Reproduce verbatim the records starting at the line containing "localize each UI" and ending at the line containing "Pivot: Assembly Rotate", inclusive of both.

# # # #

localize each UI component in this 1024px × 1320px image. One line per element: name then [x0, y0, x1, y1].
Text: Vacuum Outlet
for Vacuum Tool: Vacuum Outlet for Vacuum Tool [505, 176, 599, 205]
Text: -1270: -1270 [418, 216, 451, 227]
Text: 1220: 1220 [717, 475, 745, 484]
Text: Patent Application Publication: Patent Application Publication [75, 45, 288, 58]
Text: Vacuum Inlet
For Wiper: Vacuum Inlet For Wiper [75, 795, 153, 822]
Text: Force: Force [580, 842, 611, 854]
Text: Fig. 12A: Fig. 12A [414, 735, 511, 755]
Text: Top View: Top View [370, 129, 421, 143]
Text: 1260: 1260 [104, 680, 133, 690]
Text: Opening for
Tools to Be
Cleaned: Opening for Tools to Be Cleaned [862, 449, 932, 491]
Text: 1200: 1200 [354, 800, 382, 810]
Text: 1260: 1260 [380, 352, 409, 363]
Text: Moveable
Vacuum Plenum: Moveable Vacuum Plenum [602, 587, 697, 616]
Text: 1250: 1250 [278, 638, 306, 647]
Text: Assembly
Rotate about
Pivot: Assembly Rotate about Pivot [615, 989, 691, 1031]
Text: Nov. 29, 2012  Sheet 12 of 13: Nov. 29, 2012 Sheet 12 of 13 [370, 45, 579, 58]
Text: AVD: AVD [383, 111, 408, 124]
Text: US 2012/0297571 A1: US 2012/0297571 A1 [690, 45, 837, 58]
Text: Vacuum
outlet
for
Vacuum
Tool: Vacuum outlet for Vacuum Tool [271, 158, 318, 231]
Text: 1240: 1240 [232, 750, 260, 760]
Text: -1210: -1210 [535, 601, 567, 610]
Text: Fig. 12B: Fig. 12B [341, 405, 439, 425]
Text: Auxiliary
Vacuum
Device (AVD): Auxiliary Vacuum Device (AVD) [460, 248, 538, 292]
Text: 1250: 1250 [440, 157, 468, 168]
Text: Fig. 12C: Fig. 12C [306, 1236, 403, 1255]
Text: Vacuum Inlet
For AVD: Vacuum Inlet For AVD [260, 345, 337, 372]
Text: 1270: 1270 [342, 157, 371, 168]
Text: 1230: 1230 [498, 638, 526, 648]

# # # #

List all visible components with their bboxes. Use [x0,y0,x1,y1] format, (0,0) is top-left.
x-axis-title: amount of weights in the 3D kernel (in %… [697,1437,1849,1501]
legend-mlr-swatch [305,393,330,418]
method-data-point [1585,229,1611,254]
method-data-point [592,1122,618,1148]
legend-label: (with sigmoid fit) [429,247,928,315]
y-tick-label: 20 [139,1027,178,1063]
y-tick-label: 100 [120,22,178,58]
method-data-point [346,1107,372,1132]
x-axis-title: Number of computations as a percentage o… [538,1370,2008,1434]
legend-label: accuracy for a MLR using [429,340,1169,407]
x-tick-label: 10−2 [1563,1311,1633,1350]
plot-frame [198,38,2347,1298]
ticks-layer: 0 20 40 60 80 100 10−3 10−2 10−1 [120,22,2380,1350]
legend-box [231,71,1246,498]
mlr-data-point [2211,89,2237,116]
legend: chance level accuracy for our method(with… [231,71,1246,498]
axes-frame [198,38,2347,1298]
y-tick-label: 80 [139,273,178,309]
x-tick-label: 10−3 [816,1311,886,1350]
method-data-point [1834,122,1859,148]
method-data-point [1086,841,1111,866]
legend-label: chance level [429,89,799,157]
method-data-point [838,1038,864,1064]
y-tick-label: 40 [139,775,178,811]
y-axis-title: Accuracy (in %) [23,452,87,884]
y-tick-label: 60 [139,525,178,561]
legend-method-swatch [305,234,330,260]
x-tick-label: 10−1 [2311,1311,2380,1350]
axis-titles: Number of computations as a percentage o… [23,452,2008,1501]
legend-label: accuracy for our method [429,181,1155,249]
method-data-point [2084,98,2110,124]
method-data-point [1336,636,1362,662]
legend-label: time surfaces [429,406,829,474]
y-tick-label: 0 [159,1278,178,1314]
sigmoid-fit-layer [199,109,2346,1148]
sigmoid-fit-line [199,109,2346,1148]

# # # #

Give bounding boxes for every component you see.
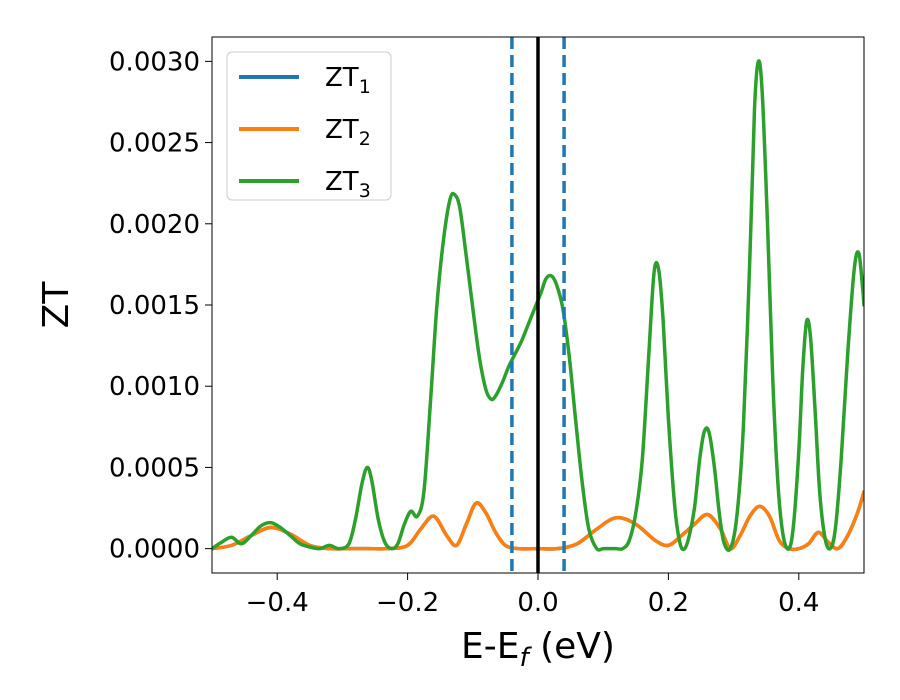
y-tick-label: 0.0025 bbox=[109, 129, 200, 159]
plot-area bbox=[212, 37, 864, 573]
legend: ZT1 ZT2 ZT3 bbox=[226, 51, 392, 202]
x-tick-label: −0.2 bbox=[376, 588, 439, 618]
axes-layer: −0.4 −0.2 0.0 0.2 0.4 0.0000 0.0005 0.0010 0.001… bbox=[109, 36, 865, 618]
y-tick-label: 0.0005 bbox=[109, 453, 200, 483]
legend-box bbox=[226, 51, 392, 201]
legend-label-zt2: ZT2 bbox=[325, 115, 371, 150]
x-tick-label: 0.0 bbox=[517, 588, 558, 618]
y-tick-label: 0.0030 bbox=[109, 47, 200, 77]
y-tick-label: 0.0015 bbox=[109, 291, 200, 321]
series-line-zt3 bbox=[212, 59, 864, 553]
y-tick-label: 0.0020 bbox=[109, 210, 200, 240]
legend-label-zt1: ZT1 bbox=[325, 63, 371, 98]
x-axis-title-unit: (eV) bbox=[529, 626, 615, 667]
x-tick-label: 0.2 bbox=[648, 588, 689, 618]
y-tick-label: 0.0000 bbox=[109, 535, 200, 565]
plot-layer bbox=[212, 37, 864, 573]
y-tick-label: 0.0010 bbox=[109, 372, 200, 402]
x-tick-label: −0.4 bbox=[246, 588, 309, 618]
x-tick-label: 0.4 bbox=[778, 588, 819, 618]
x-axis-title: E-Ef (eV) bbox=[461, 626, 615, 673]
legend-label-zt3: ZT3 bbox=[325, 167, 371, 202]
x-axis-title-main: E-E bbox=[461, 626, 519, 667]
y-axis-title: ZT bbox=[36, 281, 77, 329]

# # # #

* THE RESPONSE:
localize each UI component in this 1024px × 1320px image. One line per element: name then [x0, y0, x1, y1].
Text: Vacuum Outlet
for Vacuum Tool: Vacuum Outlet for Vacuum Tool [505, 176, 599, 205]
Text: -1270: -1270 [418, 216, 451, 227]
Text: 1220: 1220 [717, 475, 745, 484]
Text: Patent Application Publication: Patent Application Publication [75, 45, 288, 58]
Text: Vacuum Inlet
For Wiper: Vacuum Inlet For Wiper [75, 795, 153, 822]
Text: Force: Force [580, 842, 611, 854]
Text: Fig. 12A: Fig. 12A [414, 735, 511, 755]
Text: Top View: Top View [370, 129, 421, 143]
Text: 1260: 1260 [104, 680, 133, 690]
Text: Opening for
Tools to Be
Cleaned: Opening for Tools to Be Cleaned [862, 449, 932, 491]
Text: 1200: 1200 [354, 800, 382, 810]
Text: 1260: 1260 [380, 352, 409, 363]
Text: Moveable
Vacuum Plenum: Moveable Vacuum Plenum [602, 587, 697, 616]
Text: 1250: 1250 [278, 638, 306, 647]
Text: Assembly
Rotate about
Pivot: Assembly Rotate about Pivot [615, 989, 691, 1031]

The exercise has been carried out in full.